▸ What you will do
Give the entries again, word for word.

▸ Record extracts
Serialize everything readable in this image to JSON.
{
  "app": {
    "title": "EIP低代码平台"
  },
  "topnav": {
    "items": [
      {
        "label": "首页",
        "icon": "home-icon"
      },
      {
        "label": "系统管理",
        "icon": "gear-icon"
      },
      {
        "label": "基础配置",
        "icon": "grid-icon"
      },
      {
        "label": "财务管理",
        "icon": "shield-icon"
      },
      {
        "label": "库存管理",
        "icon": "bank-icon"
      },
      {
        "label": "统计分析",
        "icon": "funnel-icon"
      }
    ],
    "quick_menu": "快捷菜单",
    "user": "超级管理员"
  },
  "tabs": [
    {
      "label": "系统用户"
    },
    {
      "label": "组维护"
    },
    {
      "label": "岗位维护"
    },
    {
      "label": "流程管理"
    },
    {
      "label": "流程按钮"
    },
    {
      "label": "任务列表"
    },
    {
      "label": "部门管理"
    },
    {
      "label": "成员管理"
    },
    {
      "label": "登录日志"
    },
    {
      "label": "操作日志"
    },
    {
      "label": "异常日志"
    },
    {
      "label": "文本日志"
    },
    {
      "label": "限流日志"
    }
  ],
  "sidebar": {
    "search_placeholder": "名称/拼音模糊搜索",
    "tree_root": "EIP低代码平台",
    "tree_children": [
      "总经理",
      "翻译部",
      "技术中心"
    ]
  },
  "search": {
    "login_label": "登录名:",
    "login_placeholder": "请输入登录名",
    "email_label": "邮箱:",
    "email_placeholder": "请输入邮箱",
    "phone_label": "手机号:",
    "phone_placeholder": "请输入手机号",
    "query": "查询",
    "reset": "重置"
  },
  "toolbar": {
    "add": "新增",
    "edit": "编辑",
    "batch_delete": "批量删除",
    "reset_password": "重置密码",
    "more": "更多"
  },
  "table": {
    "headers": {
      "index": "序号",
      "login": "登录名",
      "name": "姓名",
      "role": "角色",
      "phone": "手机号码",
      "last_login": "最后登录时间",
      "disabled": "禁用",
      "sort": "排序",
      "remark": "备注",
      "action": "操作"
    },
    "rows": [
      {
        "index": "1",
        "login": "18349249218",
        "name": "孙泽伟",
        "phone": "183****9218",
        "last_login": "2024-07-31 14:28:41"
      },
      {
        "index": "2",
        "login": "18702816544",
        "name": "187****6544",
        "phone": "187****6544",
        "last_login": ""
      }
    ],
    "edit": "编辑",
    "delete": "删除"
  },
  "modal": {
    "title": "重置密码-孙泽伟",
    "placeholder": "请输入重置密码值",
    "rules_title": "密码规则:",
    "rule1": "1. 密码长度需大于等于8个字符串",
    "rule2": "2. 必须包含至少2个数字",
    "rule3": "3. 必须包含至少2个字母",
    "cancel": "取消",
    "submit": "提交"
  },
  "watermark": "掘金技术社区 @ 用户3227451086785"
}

▸ Result for this exercise
Serialize everything readable in this image to JSON.
{
  "app": {
    "title": "EIP低代码平台"
  },
  "topnav": {
    "items": [
      {
        "label": "首页",
        "icon": "home-icon"
      },
      {
        "label": "系统管理",
        "icon": "gear-icon"
      },
      {
        "label": "基础配置",
        "icon": "grid-icon"
      },
      {
        "label": "财务管理",
        "icon": "shield-icon"
      },
      {
        "label": "库存管理",
        "icon": "bank-icon"
      },
      {
        "label": "统计分析",
        "icon": "funnel-icon"
      }
    ],
    "quick_menu": "快捷菜单",
    "user": "超级管理员"
  },
  "tabs": [
    {
      "label": "系统用户"
    },
    {
      "label": "组维护"
    },
    {
      "label": "岗位维护"
    },
    {
      "label": "流程管理"
    },
    {
      "label": "流程按钮"
    },
    {
      "label": "任务列表"
    },
    {
      "label": "部门管理"
    },
    {
      "label": "成员管理"
    },
    {
      "label": "登录日志"
    },
    {
      "label": "操作日志"
    },
    {
      "label": "异常日志"
    },
    {
      "label": "文本日志"
    },
    {
      "label": "限流日志"
    }
  ],
  "sidebar": {
    "search_placeholder": "名称/拼音模糊搜索",
    "tree_root": "EIP低代码平台",
    "tree_children": [
      "总经理",
      "翻译部",
      "技术中心"
    ]
  },
  "search": {
    "login_label": "登录名:",
    "login_placeholder": "请输入登录名",
    "email_label": "邮箱:",
    "email_placeholder": "请输入邮箱",
    "phone_label": "手机号:",
    "phone_placeholder": "请输入手机号",
    "query": "查询",
    "reset": "重置"
  },
  "toolbar": {
    "add": "新增",
    "edit": "编辑",
    "batch_delete": "批量删除",
    "reset_password": "重置密码",
    "more": "更多"
  },
  "table": {
    "headers": {
      "index": "序号",
      "login": "登录名",
      "name": "姓名",
      "role": "角色",
      "phone": "手机号码",
      "last_login": "最后登录时间",
      "disabled": "禁用",
      "sort": "排序",
      "remark": "备注",
      "action": "操作"
    },
    "rows": [
      {
        "index": "1",
        "login": "18349249218",
        "name": "孙泽伟",
        "phone": "183****9218",
        "last_login": "2024-07-31 14:28:41"
      },
      {
        "index": "2",
        "login": "18702816544",
        "name": "187****6544",
        "phone": "187****6544",
        "last_login": ""
      }
    ],
    "edit": "编辑",
    "delete": "删除"
  },
  "modal": {
    "title": "重置密码-孙泽伟",
    "placeholder": "请输入重置密码值",
    "rules_title": "密码规则:",
    "rule1": "1. 密码长度需大于等于8个字符串",
    "rule2": "2. 必须包含至少2个数字",
    "rule3": "3. 必须包含至少2个字母",
    "cancel": "取消",
    "submit": "提交"
  },
  "watermark": "掘金技术社区 @ 用户3227451086785"
}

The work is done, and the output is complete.